Data entries
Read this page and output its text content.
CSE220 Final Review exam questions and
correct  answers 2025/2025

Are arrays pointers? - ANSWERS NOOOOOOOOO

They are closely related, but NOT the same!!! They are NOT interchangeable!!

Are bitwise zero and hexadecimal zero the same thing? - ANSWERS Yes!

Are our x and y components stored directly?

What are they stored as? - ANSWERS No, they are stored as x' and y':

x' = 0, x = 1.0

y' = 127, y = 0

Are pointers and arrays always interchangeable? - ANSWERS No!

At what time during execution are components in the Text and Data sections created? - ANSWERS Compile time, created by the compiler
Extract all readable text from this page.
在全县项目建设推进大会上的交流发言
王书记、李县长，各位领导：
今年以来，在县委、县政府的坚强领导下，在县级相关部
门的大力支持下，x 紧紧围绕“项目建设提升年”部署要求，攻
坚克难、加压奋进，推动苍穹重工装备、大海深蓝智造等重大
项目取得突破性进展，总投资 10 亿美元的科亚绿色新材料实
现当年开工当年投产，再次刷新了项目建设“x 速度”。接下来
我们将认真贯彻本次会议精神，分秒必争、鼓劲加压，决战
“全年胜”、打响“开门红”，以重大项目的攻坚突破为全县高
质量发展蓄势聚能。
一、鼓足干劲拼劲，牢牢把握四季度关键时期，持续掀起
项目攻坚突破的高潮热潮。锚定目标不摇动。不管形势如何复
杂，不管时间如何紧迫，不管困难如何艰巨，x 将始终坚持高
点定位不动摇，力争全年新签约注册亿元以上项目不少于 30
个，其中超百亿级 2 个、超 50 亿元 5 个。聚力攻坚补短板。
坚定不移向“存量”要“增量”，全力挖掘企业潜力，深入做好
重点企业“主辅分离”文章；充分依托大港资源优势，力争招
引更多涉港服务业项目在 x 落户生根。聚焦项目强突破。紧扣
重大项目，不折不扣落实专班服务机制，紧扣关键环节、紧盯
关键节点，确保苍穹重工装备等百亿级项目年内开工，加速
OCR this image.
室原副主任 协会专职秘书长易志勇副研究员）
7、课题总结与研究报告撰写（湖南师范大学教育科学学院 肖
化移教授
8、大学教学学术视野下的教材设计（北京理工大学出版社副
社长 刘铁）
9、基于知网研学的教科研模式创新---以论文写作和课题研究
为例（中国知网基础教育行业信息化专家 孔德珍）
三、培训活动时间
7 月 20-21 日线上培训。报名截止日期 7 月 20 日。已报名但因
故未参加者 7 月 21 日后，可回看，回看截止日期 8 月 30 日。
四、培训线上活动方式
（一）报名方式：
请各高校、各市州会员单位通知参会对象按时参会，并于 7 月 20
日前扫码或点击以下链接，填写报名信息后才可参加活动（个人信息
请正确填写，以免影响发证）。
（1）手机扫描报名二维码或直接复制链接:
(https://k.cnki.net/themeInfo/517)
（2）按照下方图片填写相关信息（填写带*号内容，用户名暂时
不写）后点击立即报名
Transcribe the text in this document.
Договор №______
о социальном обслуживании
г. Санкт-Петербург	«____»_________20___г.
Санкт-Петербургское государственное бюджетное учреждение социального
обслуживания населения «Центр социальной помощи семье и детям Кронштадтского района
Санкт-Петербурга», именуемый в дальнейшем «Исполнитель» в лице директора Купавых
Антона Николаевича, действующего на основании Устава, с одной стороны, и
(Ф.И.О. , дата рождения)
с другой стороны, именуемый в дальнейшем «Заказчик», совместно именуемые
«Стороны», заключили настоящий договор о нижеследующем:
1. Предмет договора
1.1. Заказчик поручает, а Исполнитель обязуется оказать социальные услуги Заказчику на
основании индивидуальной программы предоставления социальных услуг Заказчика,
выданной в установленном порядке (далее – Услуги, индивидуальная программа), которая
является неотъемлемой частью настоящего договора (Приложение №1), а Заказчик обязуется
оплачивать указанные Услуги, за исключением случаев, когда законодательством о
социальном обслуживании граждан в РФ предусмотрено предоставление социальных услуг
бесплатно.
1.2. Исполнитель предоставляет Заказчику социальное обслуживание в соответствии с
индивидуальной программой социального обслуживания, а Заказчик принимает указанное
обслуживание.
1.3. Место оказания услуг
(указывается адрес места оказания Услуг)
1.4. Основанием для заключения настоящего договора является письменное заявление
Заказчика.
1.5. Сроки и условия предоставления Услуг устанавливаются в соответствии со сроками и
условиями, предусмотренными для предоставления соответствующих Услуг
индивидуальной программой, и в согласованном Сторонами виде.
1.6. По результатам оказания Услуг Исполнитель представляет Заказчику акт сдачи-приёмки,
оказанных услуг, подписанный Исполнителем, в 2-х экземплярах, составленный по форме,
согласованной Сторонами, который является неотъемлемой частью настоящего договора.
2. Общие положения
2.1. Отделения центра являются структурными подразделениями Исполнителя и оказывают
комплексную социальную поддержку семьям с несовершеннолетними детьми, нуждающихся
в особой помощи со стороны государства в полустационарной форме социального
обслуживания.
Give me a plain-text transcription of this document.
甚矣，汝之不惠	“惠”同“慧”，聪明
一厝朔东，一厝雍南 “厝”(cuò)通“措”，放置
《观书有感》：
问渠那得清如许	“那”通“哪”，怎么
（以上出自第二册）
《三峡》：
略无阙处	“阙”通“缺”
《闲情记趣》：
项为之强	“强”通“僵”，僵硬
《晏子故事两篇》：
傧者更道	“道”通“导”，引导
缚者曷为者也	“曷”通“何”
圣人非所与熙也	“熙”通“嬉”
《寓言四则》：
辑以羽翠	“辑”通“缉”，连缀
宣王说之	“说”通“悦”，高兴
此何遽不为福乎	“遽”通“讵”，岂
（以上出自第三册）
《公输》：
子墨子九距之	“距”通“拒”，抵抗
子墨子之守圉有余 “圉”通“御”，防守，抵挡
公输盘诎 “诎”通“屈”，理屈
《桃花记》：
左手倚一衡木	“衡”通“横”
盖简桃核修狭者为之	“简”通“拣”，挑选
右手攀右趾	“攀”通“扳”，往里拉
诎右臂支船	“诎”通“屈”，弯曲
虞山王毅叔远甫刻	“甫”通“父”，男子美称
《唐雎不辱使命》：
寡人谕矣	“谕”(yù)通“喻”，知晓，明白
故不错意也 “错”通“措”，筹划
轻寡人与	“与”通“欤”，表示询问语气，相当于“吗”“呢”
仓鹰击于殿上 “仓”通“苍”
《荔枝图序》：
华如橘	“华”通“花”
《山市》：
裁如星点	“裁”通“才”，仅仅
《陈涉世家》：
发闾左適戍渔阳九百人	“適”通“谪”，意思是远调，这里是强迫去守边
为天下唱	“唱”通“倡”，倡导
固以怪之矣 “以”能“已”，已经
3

# Exercise prompt:
Extract each line from the listing above, please, and repeat it exactly.

# Response below:
Read this page and output its text content.
CSE220 Final Review exam questions and
correct  answers 2025/2025

Are arrays pointers? - ANSWERS NOOOOOOOOO

They are closely related, but NOT the same!!! They are NOT interchangeable!!

Are bitwise zero and hexadecimal zero the same thing? - ANSWERS Yes!

Are our x and y components stored directly?

What are they stored as? - ANSWERS No, they are stored as x' and y':

x' = 0, x = 1.0

y' = 127, y = 0

Are pointers and arrays always interchangeable? - ANSWERS No!

At what time during execution are components in the Text and Data sections created? - ANSWERS Compile time, created by the compiler
Extract all readable text from this page.
在全县项目建设推进大会上的交流发言
王书记、李县长，各位领导：
今年以来，在县委、县政府的坚强领导下，在县级相关部
门的大力支持下，x 紧紧围绕“项目建设提升年”部署要求，攻
坚克难、加压奋进，推动苍穹重工装备、大海深蓝智造等重大
项目取得突破性进展，总投资 10 亿美元的科亚绿色新材料实
现当年开工当年投产，再次刷新了项目建设“x 速度”。接下来
我们将认真贯彻本次会议精神，分秒必争、鼓劲加压，决战
“全年胜”、打响“开门红”，以重大项目的攻坚突破为全县高
质量发展蓄势聚能。
一、鼓足干劲拼劲，牢牢把握四季度关键时期，持续掀起
项目攻坚突破的高潮热潮。锚定目标不摇动。不管形势如何复
杂，不管时间如何紧迫，不管困难如何艰巨，x 将始终坚持高
点定位不动摇，力争全年新签约注册亿元以上项目不少于 30
个，其中超百亿级 2 个、超 50 亿元 5 个。聚力攻坚补短板。
坚定不移向“存量”要“增量”，全力挖掘企业潜力，深入做好
重点企业“主辅分离”文章；充分依托大港资源优势，力争招
引更多涉港服务业项目在 x 落户生根。聚焦项目强突破。紧扣
重大项目，不折不扣落实专班服务机制，紧扣关键环节、紧盯
关键节点，确保苍穹重工装备等百亿级项目年内开工，加速
OCR this image.
室原副主任 协会专职秘书长易志勇副研究员）
7、课题总结与研究报告撰写（湖南师范大学教育科学学院 肖
化移教授
8、大学教学学术视野下的教材设计（北京理工大学出版社副
社长 刘铁）
9、基于知网研学的教科研模式创新---以论文写作和课题研究
为例（中国知网基础教育行业信息化专家 孔德珍）
三、培训活动时间
7 月 20-21 日线上培训。报名截止日期 7 月 20 日。已报名但因
故未参加者 7 月 21 日后，可回看，回看截止日期 8 月 30 日。
四、培训线上活动方式
（一）报名方式：
请各高校、各市州会员单位通知参会对象按时参会，并于 7 月 20
日前扫码或点击以下链接，填写报名信息后才可参加活动（个人信息
请正确填写，以免影响发证）。
（1）手机扫描报名二维码或直接复制链接:
(https://k.cnki.net/themeInfo/517)
（2）按照下方图片填写相关信息（填写带*号内容，用户名暂时
不写）后点击立即报名
Transcribe the text in this document.
Договор №______
о социальном обслуживании
г. Санкт-Петербург	«____»_________20___г.
Санкт-Петербургское государственное бюджетное учреждение социального
обслуживания населения «Центр социальной помощи семье и детям Кронштадтского района
Санкт-Петербурга», именуемый в дальнейшем «Исполнитель» в лице директора Купавых
Антона Николаевича, действующего на основании Устава, с одной стороны, и
(Ф.И.О. , дата рождения)
с другой стороны, именуемый в дальнейшем «Заказчик», совместно именуемые
«Стороны», заключили настоящий договор о нижеследующем:
1. Предмет договора
1.1. Заказчик поручает, а Исполнитель обязуется оказать социальные услуги Заказчику на
основании индивидуальной программы предоставления социальных услуг Заказчика,
выданной в установленном порядке (далее – Услуги, индивидуальная программа), которая
является неотъемлемой частью настоящего договора (Приложение №1), а Заказчик обязуется
оплачивать указанные Услуги, за исключением случаев, когда законодательством о
социальном обслуживании граждан в РФ предусмотрено предоставление социальных услуг
бесплатно.
1.2. Исполнитель предоставляет Заказчику социальное обслуживание в соответствии с
индивидуальной программой социального обслуживания, а Заказчик принимает указанное
обслуживание.
1.3. Место оказания услуг
(указывается адрес места оказания Услуг)
1.4. Основанием для заключения настоящего договора является письменное заявление
Заказчика.
1.5. Сроки и условия предоставления Услуг устанавливаются в соответствии со сроками и
условиями, предусмотренными для предоставления соответствующих Услуг
индивидуальной программой, и в согласованном Сторонами виде.
1.6. По результатам оказания Услуг Исполнитель представляет Заказчику акт сдачи-приёмки,
оказанных услуг, подписанный Исполнителем, в 2-х экземплярах, составленный по форме,
согласованной Сторонами, который является неотъемлемой частью настоящего договора.
2. Общие положения
2.1. Отделения центра являются структурными подразделениями Исполнителя и оказывают
комплексную социальную поддержку семьям с несовершеннолетними детьми, нуждающихся
в особой помощи со стороны государства в полустационарной форме социального
обслуживания.
Give me a plain-text transcription of this document.
甚矣，汝之不惠	“惠”同“慧”，聪明
一厝朔东，一厝雍南 “厝”(cuò)通“措”，放置
《观书有感》：
问渠那得清如许	“那”通“哪”，怎么
（以上出自第二册）
《三峡》：
略无阙处	“阙”通“缺”
《闲情记趣》：
项为之强	“强”通“僵”，僵硬
《晏子故事两篇》：
傧者更道	“道”通“导”，引导
缚者曷为者也	“曷”通“何”
圣人非所与熙也	“熙”通“嬉”
《寓言四则》：
辑以羽翠	“辑”通“缉”，连缀
宣王说之	“说”通“悦”，高兴
此何遽不为福乎	“遽”通“讵”，岂
（以上出自第三册）
《公输》：
子墨子九距之	“距”通“拒”，抵抗
子墨子之守圉有余 “圉”通“御”，防守，抵挡
公输盘诎 “诎”通“屈”，理屈
《桃花记》：
左手倚一衡木	“衡”通“横”
盖简桃核修狭者为之	“简”通“拣”，挑选
右手攀右趾	“攀”通“扳”，往里拉
诎右臂支船	“诎”通“屈”，弯曲
虞山王毅叔远甫刻	“甫”通“父”，男子美称
《唐雎不辱使命》：
寡人谕矣	“谕”(yù)通“喻”，知晓，明白
故不错意也 “错”通“措”，筹划
轻寡人与	“与”通“欤”，表示询问语气，相当于“吗”“呢”
仓鹰击于殿上 “仓”通“苍”
《荔枝图序》：
华如橘	“华”通“花”
《山市》：
裁如星点	“裁”通“才”，仅仅
《陈涉世家》：
发闾左適戍渔阳九百人	“適”通“谪”，意思是远调，这里是强迫去守边
为天下唱	“唱”通“倡”，倡导
固以怪之矣 “以”能“已”，已经
3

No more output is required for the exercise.